Records contained in a dataset:
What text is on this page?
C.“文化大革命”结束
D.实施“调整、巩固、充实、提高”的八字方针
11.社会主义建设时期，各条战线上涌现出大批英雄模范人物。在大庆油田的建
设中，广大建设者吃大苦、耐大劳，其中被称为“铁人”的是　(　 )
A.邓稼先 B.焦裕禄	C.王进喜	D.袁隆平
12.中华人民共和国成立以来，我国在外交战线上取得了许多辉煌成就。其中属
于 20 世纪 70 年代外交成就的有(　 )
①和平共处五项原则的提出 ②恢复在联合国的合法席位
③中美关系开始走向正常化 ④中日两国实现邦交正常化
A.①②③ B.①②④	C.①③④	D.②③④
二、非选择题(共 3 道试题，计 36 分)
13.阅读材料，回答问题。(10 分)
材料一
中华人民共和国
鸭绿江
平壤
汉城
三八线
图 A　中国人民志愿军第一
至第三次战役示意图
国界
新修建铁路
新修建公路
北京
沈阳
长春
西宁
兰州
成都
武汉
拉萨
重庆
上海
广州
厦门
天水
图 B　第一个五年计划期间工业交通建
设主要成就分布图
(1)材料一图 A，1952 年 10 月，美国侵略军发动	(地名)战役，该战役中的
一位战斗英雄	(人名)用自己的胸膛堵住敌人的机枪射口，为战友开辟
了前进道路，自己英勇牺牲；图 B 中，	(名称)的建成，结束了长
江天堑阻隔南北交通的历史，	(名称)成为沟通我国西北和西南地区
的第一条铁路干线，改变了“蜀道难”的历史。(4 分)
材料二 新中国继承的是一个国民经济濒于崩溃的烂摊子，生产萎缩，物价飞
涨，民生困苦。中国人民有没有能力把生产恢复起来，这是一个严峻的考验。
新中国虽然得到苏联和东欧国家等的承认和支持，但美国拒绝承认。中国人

Written task
Give a word-for-word copy of the records.

Full response
What text is on this page?
C.“文化大革命”结束
D.实施“调整、巩固、充实、提高”的八字方针
11.社会主义建设时期，各条战线上涌现出大批英雄模范人物。在大庆油田的建
设中，广大建设者吃大苦、耐大劳，其中被称为“铁人”的是　(　 )
A.邓稼先 B.焦裕禄	C.王进喜	D.袁隆平
12.中华人民共和国成立以来，我国在外交战线上取得了许多辉煌成就。其中属
于 20 世纪 70 年代外交成就的有(　 )
①和平共处五项原则的提出 ②恢复在联合国的合法席位
③中美关系开始走向正常化 ④中日两国实现邦交正常化
A.①②③ B.①②④	C.①③④	D.②③④
二、非选择题(共 3 道试题，计 36 分)
13.阅读材料，回答问题。(10 分)
材料一
中华人民共和国
鸭绿江
平壤
汉城
三八线
图 A　中国人民志愿军第一
至第三次战役示意图
国界
新修建铁路
新修建公路
北京
沈阳
长春
西宁
兰州
成都
武汉
拉萨
重庆
上海
广州
厦门
天水
图 B　第一个五年计划期间工业交通建
设主要成就分布图
(1)材料一图 A，1952 年 10 月，美国侵略军发动	(地名)战役，该战役中的
一位战斗英雄	(人名)用自己的胸膛堵住敌人的机枪射口，为战友开辟
了前进道路，自己英勇牺牲；图 B 中，	(名称)的建成，结束了长
江天堑阻隔南北交通的历史，	(名称)成为沟通我国西北和西南地区
的第一条铁路干线，改变了“蜀道难”的历史。(4 分)
材料二 新中国继承的是一个国民经济濒于崩溃的烂摊子，生产萎缩，物价飞
涨，民生困苦。中国人民有没有能力把生产恢复起来，这是一个严峻的考验。
新中国虽然得到苏联和东欧国家等的承认和支持，但美国拒绝承认。中国人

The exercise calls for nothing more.